--- begin ---

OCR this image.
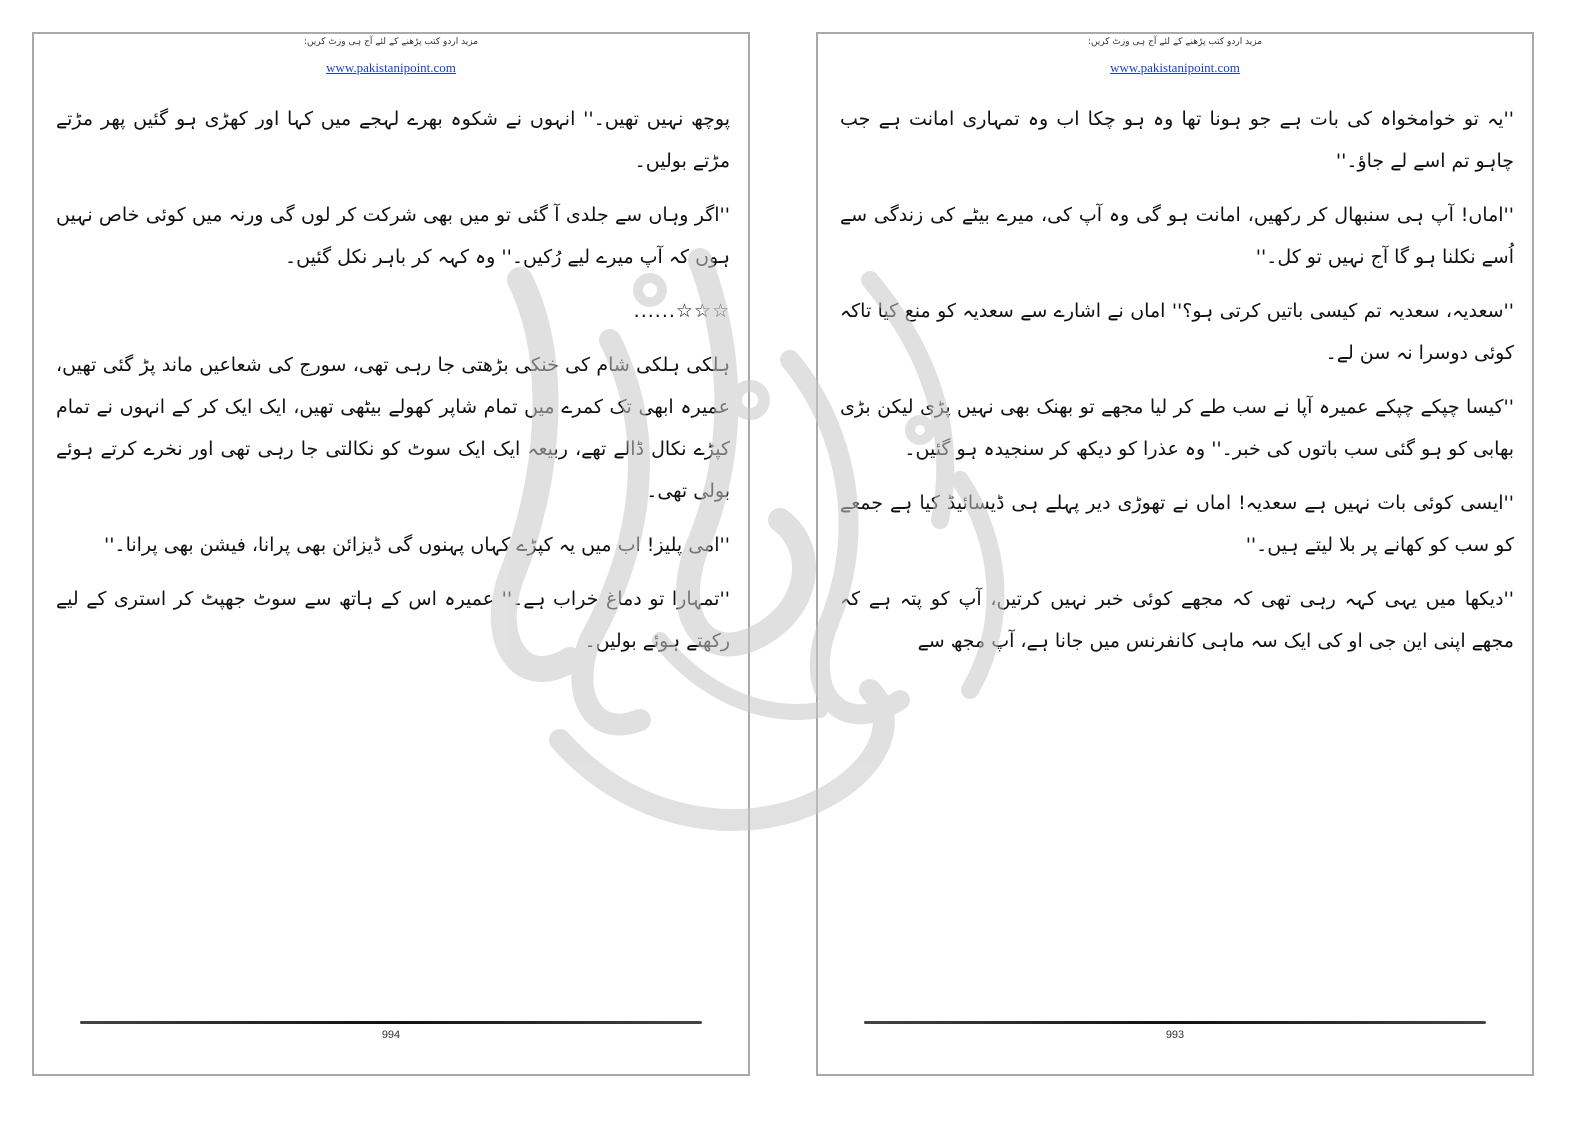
مزید اردو کتب پڑھنے کے لئے آج ہی وزٹ کریں:
www.pakistanipoint.com

پوچھ نہیں تھیں۔'' انہوں نے شکوہ بھرے لہجے میں کہا اور کھڑی ہو گئیں پھر مڑتے مڑتے بولیں۔

''اگر وہاں سے جلدی آ گئی تو میں بھی شرکت کر لوں گی ورنہ میں کوئی خاص نہیں ہوں کہ آپ میرے لیے رُکیں۔'' وہ کہہ کر باہر نکل گئیں۔

......☆☆☆

ہلکی ہلکی شام کی خنکی بڑھتی جا رہی تھی، سورج کی شعاعیں ماند پڑ گئی تھیں، عمیرہ ابھی تک کمرے میں تمام شاپر کھولے بیٹھی تھیں، ایک ایک کر کے انہوں نے تمام کپڑے نکال ڈالے تھے، ربیعہ ایک ایک سوٹ کو نکالتی جا رہی تھی اور نخرے کرتے ہوئے بولی تھی۔

''امی پلیز! اب میں یہ کپڑے کہاں پہنوں گی ڈیزائن بھی پرانا، فیشن بھی پرانا۔''

''تمہارا تو دماغ خراب ہے۔'' عمیرہ اس کے ہاتھ سے سوٹ جھپٹ کر استری کے لیے رکھتے ہوئے بولیں۔

994
مزید اردو کتب پڑھنے کے لئے آج ہی وزٹ کریں:
www.pakistanipoint.com

''یہ تو خوامخواہ کی بات ہے جو ہونا تھا وہ ہو چکا اب وہ تمہاری امانت ہے جب چاہو تم اسے لے جاؤ۔''

''اماں! آپ ہی سنبھال کر رکھیں، امانت ہو گی وہ آپ کی، میرے بیٹے کی زندگی سے اُسے نکلنا ہو گا آج نہیں تو کل۔''

''سعدیہ، سعدیہ تم کیسی باتیں کرتی ہو؟'' اماں نے اشارے سے سعدیہ کو منع کیا تاکہ کوئی دوسرا نہ سن لے۔

''کیسا چپکے چپکے عمیرہ آپا نے سب طے کر لیا مجھے تو بھنک بھی نہیں پڑی لیکن بڑی بھابی کو ہو گئی سب باتوں کی خبر۔'' وہ عذرا کو دیکھ کر سنجیدہ ہو گئیں۔

''ایسی کوئی بات نہیں ہے سعدیہ! اماں نے تھوڑی دیر پہلے ہی ڈیسائیڈ کیا ہے جمعے کو سب کو کھانے پر بلا لیتے ہیں۔''

''دیکھا میں یہی کہہ رہی تھی کہ مجھے کوئی خبر نہیں کرتیں، آپ کو پتہ ہے کہ مجھے اپنی این جی او کی ایک سہ ماہی کانفرنس میں جانا ہے، آپ مجھ سے

993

--- end ---

| EXERCISE GOAL |
From the data above, copy each line where the string "انہوں" appears.

| TASK ANSWER |
پوچھ نہیں تھیں۔'' انہوں نے شکوہ بھرے لہجے میں کہا اور کھڑی ہو گئیں پھر مڑتے مڑتے بولیں۔
ہلکی ہلکی شام کی خنکی بڑھتی جا رہی تھی، سورج کی شعاعیں ماند پڑ گئی تھیں، عمیرہ ابھی تک کمرے میں تمام شاپر کھولے بیٹھی تھیں، ایک ایک کر کے انہوں نے تمام کپڑے نکال ڈالے تھے، ربیعہ ایک ایک سوٹ کو نکالتی جا رہی تھی اور نخرے کرتے ہوئے بولی تھی۔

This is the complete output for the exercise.